Task to carry out.
Your task is to transcribe all of the data below exactly, omitting the images.

Data extract.
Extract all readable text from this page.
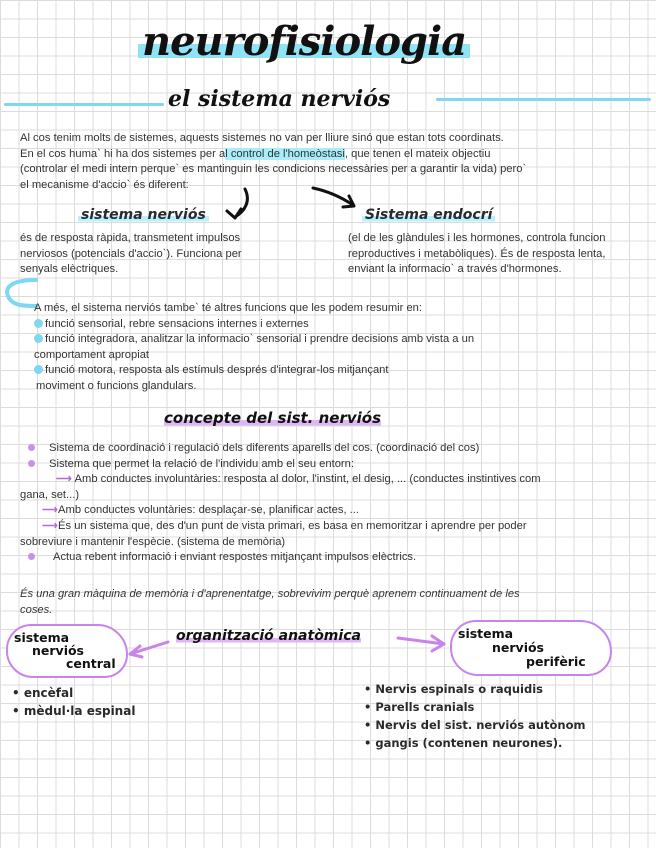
neurofisiologia
el sistema nerviós
Al cos tenim molts de sistemes, aquests sistemes no van per lliure sinó que estan tots coordinats.
En el cos huma` hi ha dos sistemes per al control de l'homeòstasi, que tenen el mateix objectiu
(controlar el medi intern perque` es mantinguin les condicions necessàries per a garantir la vida) pero`
el mecanisme d'accio` és diferent:
sistema nerviós	Sistema endocrí
és de resposta ràpida, transmetent impulsos
nerviosos (potencials d'accio`). Funciona per
senyals elèctriques.
(el de les glàndules i les hormones, controla funcion
reproductives i metabòliques). És de resposta lenta,
enviant la informacio` a través d'hormones.
A més, el sistema nerviós tambe` té altres funcions que les podem resumir en:
funció sensorial, rebre sensacions internes i externes
funció integradora, analitzar la informacio` sensorial i prendre decisions amb vista a un
comportament apropiat
funció motora, resposta als estímuls després d'integrar-los mitjançant
moviment o funcions glandulars.
concepte del sist. nerviós
Sistema de coordinació i regulació dels diferents aparells del cos. (coordinació del cos)
Sistema que permet la relació de l'individu amb el seu entorn:
⟶ Amb conductes involuntàries: resposta al dolor, l'instint, el desig, ... (conductes instintives com
gana, set...)
⟶Amb conductes voluntàries: desplaçar-se, planificar actes, ...
⟶És un sistema que, des d'un punt de vista primari, es basa en memoritzar i aprendre per poder
sobreviure i mantenir l'espècie. (sistema de memòria)
Actua rebent informació i enviant respostes mitjançant impulsos elèctrics.
És una gran màquina de memòria i d'aprenentatge, sobrevivim perquè aprenem continuament de les
coses.
sistema
nerviós
central
organització anatòmica	sistema
nerviós
perifèric
• encèfal
• mèdul·la espinal
• Nervis espinals o raquidis
• Parells cranials
• Nervis del sist. nerviós autònom
• gangis (contenen neurones).
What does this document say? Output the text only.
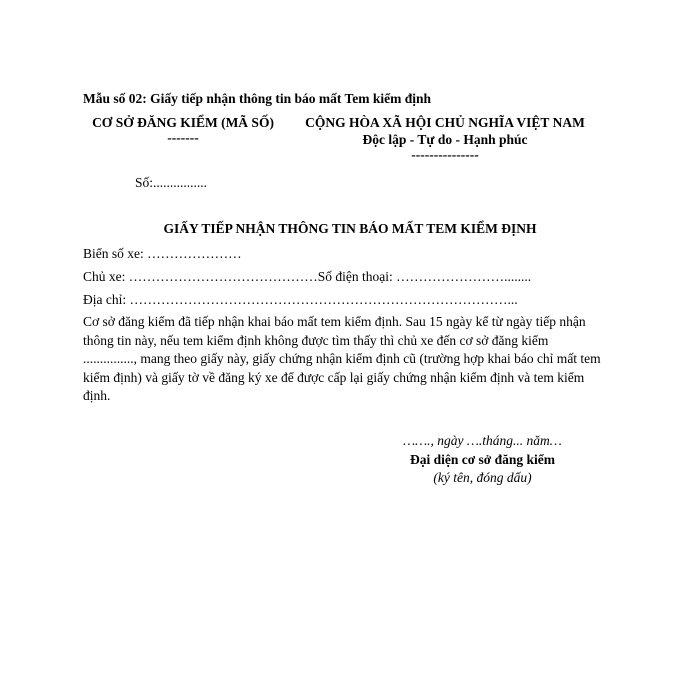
Mẫu số 02: Giấy tiếp nhận thông tin báo mất Tem kiểm định
CƠ SỞ ĐĂNG KIỂM (MÃ SỐ)
-------
CỘNG HÒA XÃ HỘI CHỦ NGHĨA VIỆT NAM
Độc lập - Tự do - Hạnh phúc
---------------
Số:................
GIẤY TIẾP NHẬN THÔNG TIN BÁO MẤT TEM KIỂM ĐỊNH
Biển số xe: …………………
Chủ xe: ……………………………………Số điện thoại: ……………………........
Địa chỉ: …………………………………………………………………………...
Cơ sở đăng kiểm đã tiếp nhận khai báo mất tem kiểm định. Sau 15 ngày kể từ ngày tiếp nhận thông tin này, nếu tem kiểm định không được tìm thấy thì chủ xe đến cơ sở đăng kiểm ..............., mang theo giấy này, giấy chứng nhận kiểm định cũ (trường hợp khai báo chỉ mất tem kiểm định) và giấy tờ về đăng ký xe để được cấp lại giấy chứng nhận kiểm định và tem kiểm định.
……., ngày ….tháng... năm…
Đại diện cơ sở đăng kiểm
(ký tên, đóng dấu)
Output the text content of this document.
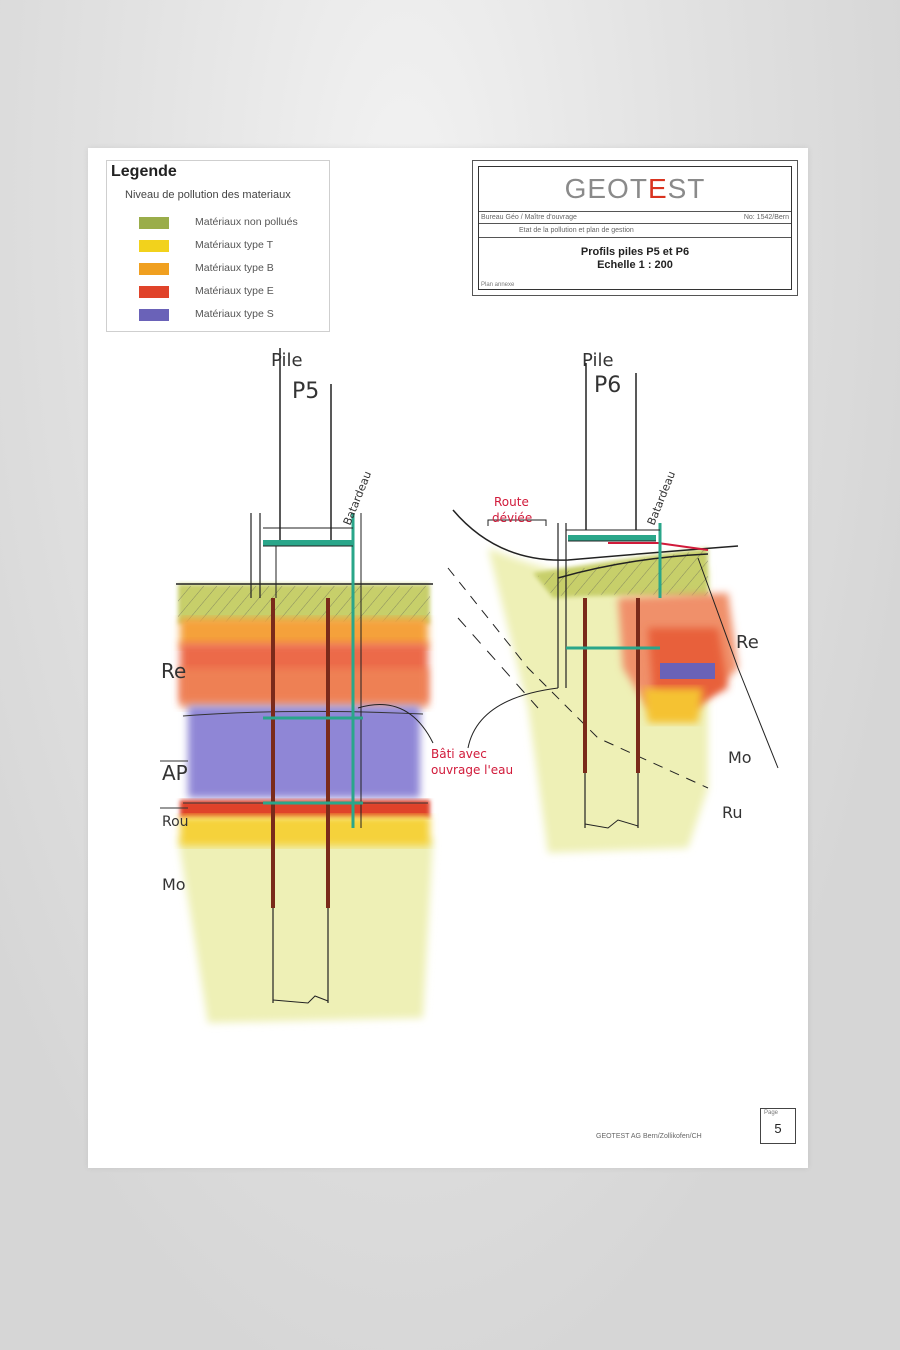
Legende
Niveau de pollution des materiaux
Matériaux non pollués
Matériaux type T
Matériaux type B
Matériaux type E
Matériaux type S
GEOTEST
Bureau Géo / Maître d'ouvrage	No: 1542/Bern
Etat de la pollution et plan de gestion
Profils piles P5 et P6
Echelle 1 : 200
Plan annexe
Pile
P5
Batardeau
Re
AP
Rou
Mo
Bâti avec
ouvrage l'eau
Pile
P6
Batardeau
Route
déviée
Re
Mo
Ru
GEOTEST AG Bern/Zollikofen/CH
Page
5
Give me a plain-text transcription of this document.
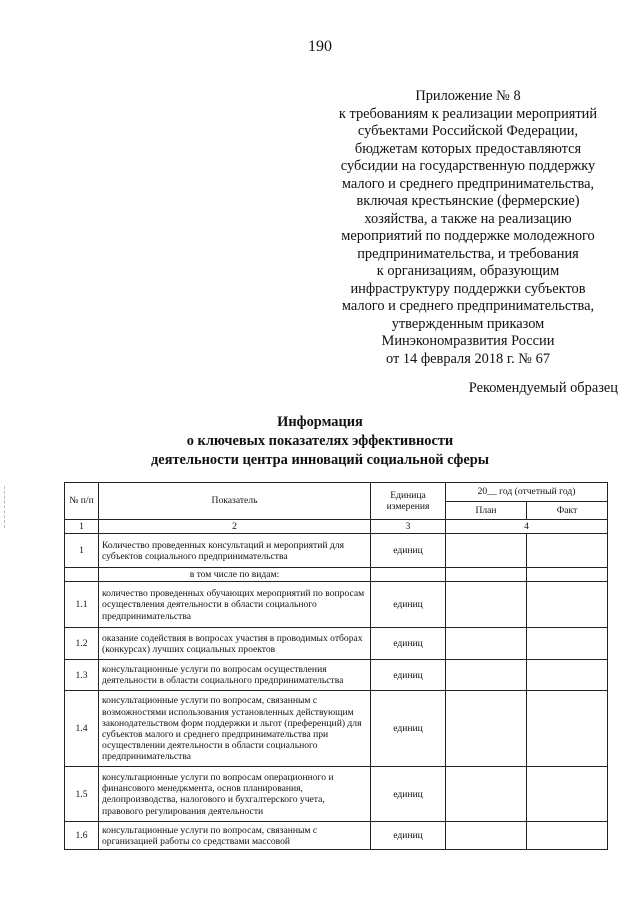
190
Приложение № 8
к требованиям к реализации мероприятий
субъектами Российской Федерации,
бюджетам которых предоставляются
субсидии на государственную поддержку
малого и среднего предпринимательства,
включая крестьянские (фермерские)
хозяйства, а также на реализацию
мероприятий по поддержке молодежного
предпринимательства, и требования
к организациям, образующим
инфраструктуру поддержки субъектов
малого и среднего предпринимательства,
утвержденным приказом
Минэкономразвития России
от 14 февраля 2018 г. № 67
Рекомендуемый образец
Информация
о ключевых показателях эффективности
деятельности центра инноваций социальной сферы
№ п/п	Показатель	Единица измерения	20__ год (отчетный год)	
			План	Факт
1	2	3	4	
1	Количество проведенных консультаций и мероприятий для субъектов социального предпринимательства	единиц		
	в том числе по видам:			
1.1	количество проведенных обучающих мероприятий по вопросам осуществления деятельности в области социального предпринимательства	единиц		
1.2	оказание содействия в вопросах участия в проводимых отборах (конкурсах) лучших социальных проектов	единиц		
1.3	консультационные услуги по вопросам осуществления деятельности в области социального предпринимательства	единиц		
1.4	консультационные услуги по вопросам, связанным с возможностями использования установленных действующим законодательством форм поддержки и льгот (преференций) для субъектов малого и среднего предпринимательства при осуществлении деятельности в области социального предпринимательства	единиц		
1.5	консультационные услуги по вопросам операционного и финансового менеджмента, основ планирования, делопроизводства, налогового и бухгалтерского учета, правового регулирования деятельности	единиц		
1.6	консультационные услуги по вопросам, связанным с организацией работы со средствами массовой	единиц		
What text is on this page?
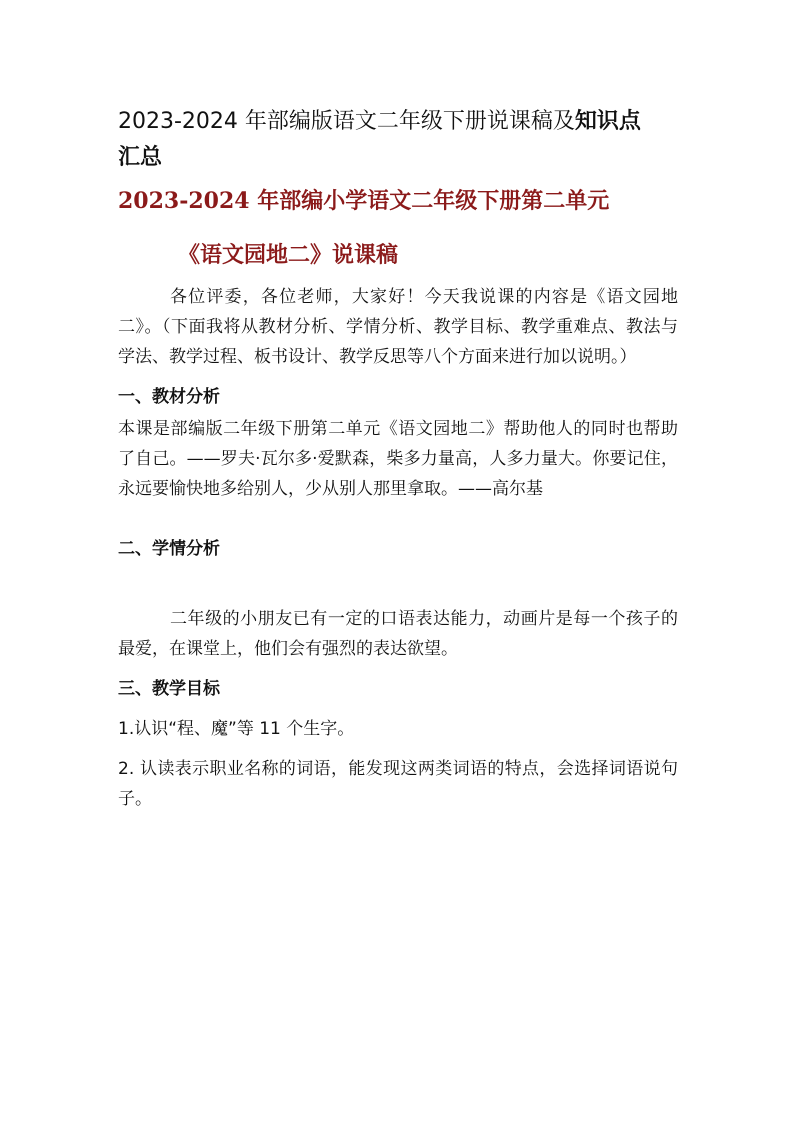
2023-2024 年部编版语文二年级下册说课稿及知识点
汇总

2023-2024 年部编小学语文二年级下册第二单元

《语文园地二》说课稿

各位评委，各位老师，大家好！今天我说课的内容是《语文园地二》。（下面我将从教材分析、学情分析、教学目标、教学重难点、教法与学法、教学过程、板书设计、教学反思等八个方面来进行加以说明。）

一、教材分析

本课是部编版二年级下册第二单元《语文园地二》帮助他人的同时也帮助了自己。——罗夫·瓦尔多·爱默森，柴多力量高，人多力量大。你要记住，永远要愉快地多给别人，少从别人那里拿取。——高尔基

二、学情分析

二年级的小朋友已有一定的口语表达能力，动画片是每一个孩子的最爱，在课堂上，他们会有强烈的表达欲望。

三、教学目标

1.认识“程、魔”等 11 个生字。

2. 认读表示职业名称的词语，能发现这两类词语的特点，会选择词语说句子。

Correct result.
Extract all readable text from this page.
neurofisiologia
el sistema nerviós
Al cos tenim molts de sistemes, aquests sistemes no van per lliure sinó que estan tots coordinats.
En el cos huma` hi ha dos sistemes per al control de l'homeòstasi, que tenen el mateix objectiu
(controlar el medi intern perque` es mantinguin les condicions necessàries per a garantir la vida) pero`
el mecanisme d'accio` és diferent:
sistema nerviós	Sistema endocrí
és de resposta ràpida, transmetent impulsos
nerviosos (potencials d'accio`). Funciona per
senyals elèctriques.
(el de les glàndules i les hormones, controla funcion
reproductives i metabòliques). És de resposta lenta,
enviant la informacio` a través d'hormones.
A més, el sistema nerviós tambe` té altres funcions que les podem resumir en:
funció sensorial, rebre sensacions internes i externes
funció integradora, analitzar la informacio` sensorial i prendre decisions amb vista a un
comportament apropiat
funció motora, resposta als estímuls després d'integrar-los mitjançant
moviment o funcions glandulars.
concepte del sist. nerviós
Sistema de coordinació i regulació dels diferents aparells del cos. (coordinació del cos)
Sistema que permet la relació de l'individu amb el seu entorn:
⟶ Amb conductes involuntàries: resposta al dolor, l'instint, el desig, ... (conductes instintives com
gana, set...)
⟶Amb conductes voluntàries: desplaçar-se, planificar actes, ...
⟶És un sistema que, des d'un punt de vista primari, es basa en memoritzar i aprendre per poder
sobreviure i mantenir l'espècie. (sistema de memòria)
Actua rebent informació i enviant respostes mitjançant impulsos elèctrics.
És una gran màquina de memòria i d'aprenentatge, sobrevivim perquè aprenem continuament de les
coses.
sistema
nerviós
central
organització anatòmica	sistema
nerviós
perifèric
• encèfal
• mèdul·la espinal
• Nervis espinals o raquidis
• Parells cranials
• Nervis del sist. nerviós autònom
• gangis (contenen neurones).
What does this document say? Output the text only.
Mẫu số 02: Giấy tiếp nhận thông tin báo mất Tem kiểm định
CƠ SỞ ĐĂNG KIỂM (MÃ SỐ)
-------
CỘNG HÒA XÃ HỘI CHỦ NGHĨA VIỆT NAM
Độc lập - Tự do - Hạnh phúc
---------------
Số:................
GIẤY TIẾP NHẬN THÔNG TIN BÁO MẤT TEM KIỂM ĐỊNH
Biển số xe: …………………
Chủ xe: ……………………………………Số điện thoại: ……………………........
Địa chỉ: …………………………………………………………………………...
Cơ sở đăng kiểm đã tiếp nhận khai báo mất tem kiểm định. Sau 15 ngày kể từ ngày tiếp nhận thông tin này, nếu tem kiểm định không được tìm thấy thì chủ xe đến cơ sở đăng kiểm ..............., mang theo giấy này, giấy chứng nhận kiểm định cũ (trường hợp khai báo chỉ mất tem kiểm định) và giấy tờ về đăng ký xe để được cấp lại giấy chứng nhận kiểm định và tem kiểm định.
……., ngày ….tháng... năm…
Đại diện cơ sở đăng kiểm
(ký tên, đóng dấu)
Output the text content of this document.
Legende
Niveau de pollution des materiaux
Matériaux non pollués
Matériaux type T
Matériaux type B
Matériaux type E
Matériaux type S
GEOTEST
Bureau Géo / Maître d'ouvrage	No: 1542/Bern
Etat de la pollution et plan de gestion
Profils piles P5 et P6
Echelle 1 : 200
Plan annexe
Pile
P5
Batardeau
Re
AP
Rou
Mo
Bâti avec
ouvrage l'eau
Pile
P6
Batardeau
Route
déviée
Re
Mo
Ru
GEOTEST AG Bern/Zollikofen/CH
Page
5
Give me a plain-text transcription of this document.
190
Приложение № 8
к требованиям к реализации мероприятий
субъектами Российской Федерации,
бюджетам которых предоставляются
субсидии на государственную поддержку
малого и среднего предпринимательства,
включая крестьянские (фермерские)
хозяйства, а также на реализацию
мероприятий по поддержке молодежного
предпринимательства, и требования
к организациям, образующим
инфраструктуру поддержки субъектов
малого и среднего предпринимательства,
утвержденным приказом
Минэкономразвития России
от 14 февраля 2018 г. № 67
Рекомендуемый образец
Информация
о ключевых показателях эффективности
деятельности центра инноваций социальной сферы
№ п/п	Показатель	Единица измерения	20__ год (отчетный год)	
			План	Факт
1	2	3	4	
1	Количество проведенных консультаций и мероприятий для субъектов социального предпринимательства	единиц		
	в том числе по видам:			
1.1	количество проведенных обучающих мероприятий по вопросам осуществления деятельности в области социального предпринимательства	единиц		
1.2	оказание содействия в вопросах участия в проводимых отборах (конкурсах) лучших социальных проектов	единиц		
1.3	консультационные услуги по вопросам осуществления деятельности в области социального предпринимательства	единиц		
1.4	консультационные услуги по вопросам, связанным с возможностями использования установленных действующим законодательством форм поддержки и льгот (преференций) для субъектов малого и среднего предпринимательства при осуществлении деятельности в области социального предпринимательства	единиц		
1.5	консультационные услуги по вопросам операционного и финансового менеджмента, основ планирования, делопроизводства, налогового и бухгалтерского учета, правового регулирования деятельности	единиц		
1.6	консультационные услуги по вопросам, связанным с организацией работы со средствами массовой	единиц		
What text is on this page?
2023-2024 年部编版语文二年级下册说课稿及知识点
汇总

2023-2024 年部编小学语文二年级下册第二单元

《语文园地二》说课稿

各位评委，各位老师，大家好！今天我说课的内容是《语文园地二》。（下面我将从教材分析、学情分析、教学目标、教学重难点、教法与学法、教学过程、板书设计、教学反思等八个方面来进行加以说明。）

一、教材分析

本课是部编版二年级下册第二单元《语文园地二》帮助他人的同时也帮助了自己。——罗夫·瓦尔多·爱默森，柴多力量高，人多力量大。你要记住，永远要愉快地多给别人，少从别人那里拿取。——高尔基

二、学情分析

二年级的小朋友已有一定的口语表达能力，动画片是每一个孩子的最爱，在课堂上，他们会有强烈的表达欲望。

三、教学目标

1.认识“程、魔”等 11 个生字。

2. 认读表示职业名称的词语，能发现这两类词语的特点，会选择词语说句子。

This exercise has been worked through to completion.